__What you are asked to do__. Extract the complete data exactly as given.

__Data for the task__.
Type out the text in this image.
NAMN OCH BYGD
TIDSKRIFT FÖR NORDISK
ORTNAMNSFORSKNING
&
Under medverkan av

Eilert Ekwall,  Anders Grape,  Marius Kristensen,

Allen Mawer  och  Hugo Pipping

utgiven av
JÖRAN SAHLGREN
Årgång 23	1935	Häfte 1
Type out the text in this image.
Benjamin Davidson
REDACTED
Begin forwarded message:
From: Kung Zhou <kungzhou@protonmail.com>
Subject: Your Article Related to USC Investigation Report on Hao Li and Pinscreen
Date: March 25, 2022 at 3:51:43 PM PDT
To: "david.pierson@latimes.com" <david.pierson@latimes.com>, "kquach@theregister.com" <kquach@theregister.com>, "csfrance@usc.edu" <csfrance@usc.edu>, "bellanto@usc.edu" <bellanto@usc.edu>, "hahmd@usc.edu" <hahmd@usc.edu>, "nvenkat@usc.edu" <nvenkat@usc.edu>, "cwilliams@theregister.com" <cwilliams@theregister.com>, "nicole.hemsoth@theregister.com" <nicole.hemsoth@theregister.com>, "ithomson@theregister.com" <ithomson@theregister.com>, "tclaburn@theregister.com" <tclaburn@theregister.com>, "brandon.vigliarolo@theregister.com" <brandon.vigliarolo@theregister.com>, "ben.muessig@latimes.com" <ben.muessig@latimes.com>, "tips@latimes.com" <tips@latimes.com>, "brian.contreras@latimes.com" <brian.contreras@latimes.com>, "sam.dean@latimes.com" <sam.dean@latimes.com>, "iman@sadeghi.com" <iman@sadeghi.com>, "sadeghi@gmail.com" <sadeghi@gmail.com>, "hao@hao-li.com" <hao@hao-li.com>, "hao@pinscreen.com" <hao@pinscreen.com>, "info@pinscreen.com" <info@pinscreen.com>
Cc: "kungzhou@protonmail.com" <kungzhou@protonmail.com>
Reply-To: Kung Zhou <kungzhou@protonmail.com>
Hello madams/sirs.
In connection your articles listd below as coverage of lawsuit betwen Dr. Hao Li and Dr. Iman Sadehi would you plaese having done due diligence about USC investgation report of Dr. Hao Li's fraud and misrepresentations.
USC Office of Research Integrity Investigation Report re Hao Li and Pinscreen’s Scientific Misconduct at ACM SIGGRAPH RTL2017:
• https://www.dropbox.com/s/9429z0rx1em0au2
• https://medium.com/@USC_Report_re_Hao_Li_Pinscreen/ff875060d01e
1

__Task solution__.
Type out the text in this image.
NAMN OCH BYGD
TIDSKRIFT FÖR NORDISK
ORTNAMNSFORSKNING
&
Under medverkan av

Eilert Ekwall,  Anders Grape,  Marius Kristensen,

Allen Mawer  och  Hugo Pipping

utgiven av
JÖRAN SAHLGREN
Årgång 23	1935	Häfte 1
Type out the text in this image.
Benjamin Davidson
REDACTED
Begin forwarded message:
From: Kung Zhou <kungzhou@protonmail.com>
Subject: Your Article Related to USC Investigation Report on Hao Li and Pinscreen
Date: March 25, 2022 at 3:51:43 PM PDT
To: "david.pierson@latimes.com" <david.pierson@latimes.com>, "kquach@theregister.com" <kquach@theregister.com>, "csfrance@usc.edu" <csfrance@usc.edu>, "bellanto@usc.edu" <bellanto@usc.edu>, "hahmd@usc.edu" <hahmd@usc.edu>, "nvenkat@usc.edu" <nvenkat@usc.edu>, "cwilliams@theregister.com" <cwilliams@theregister.com>, "nicole.hemsoth@theregister.com" <nicole.hemsoth@theregister.com>, "ithomson@theregister.com" <ithomson@theregister.com>, "tclaburn@theregister.com" <tclaburn@theregister.com>, "brandon.vigliarolo@theregister.com" <brandon.vigliarolo@theregister.com>, "ben.muessig@latimes.com" <ben.muessig@latimes.com>, "tips@latimes.com" <tips@latimes.com>, "brian.contreras@latimes.com" <brian.contreras@latimes.com>, "sam.dean@latimes.com" <sam.dean@latimes.com>, "iman@sadeghi.com" <iman@sadeghi.com>, "sadeghi@gmail.com" <sadeghi@gmail.com>, "hao@hao-li.com" <hao@hao-li.com>, "hao@pinscreen.com" <hao@pinscreen.com>, "info@pinscreen.com" <info@pinscreen.com>
Cc: "kungzhou@protonmail.com" <kungzhou@protonmail.com>
Reply-To: Kung Zhou <kungzhou@protonmail.com>
Hello madams/sirs.
In connection your articles listd below as coverage of lawsuit betwen Dr. Hao Li and Dr. Iman Sadehi would you plaese having done due diligence about USC investgation report of Dr. Hao Li's fraud and misrepresentations.
USC Office of Research Integrity Investigation Report re Hao Li and Pinscreen’s Scientific Misconduct at ACM SIGGRAPH RTL2017:
• https://www.dropbox.com/s/9429z0rx1em0au2
• https://medium.com/@USC_Report_re_Hao_Li_Pinscreen/ff875060d01e
1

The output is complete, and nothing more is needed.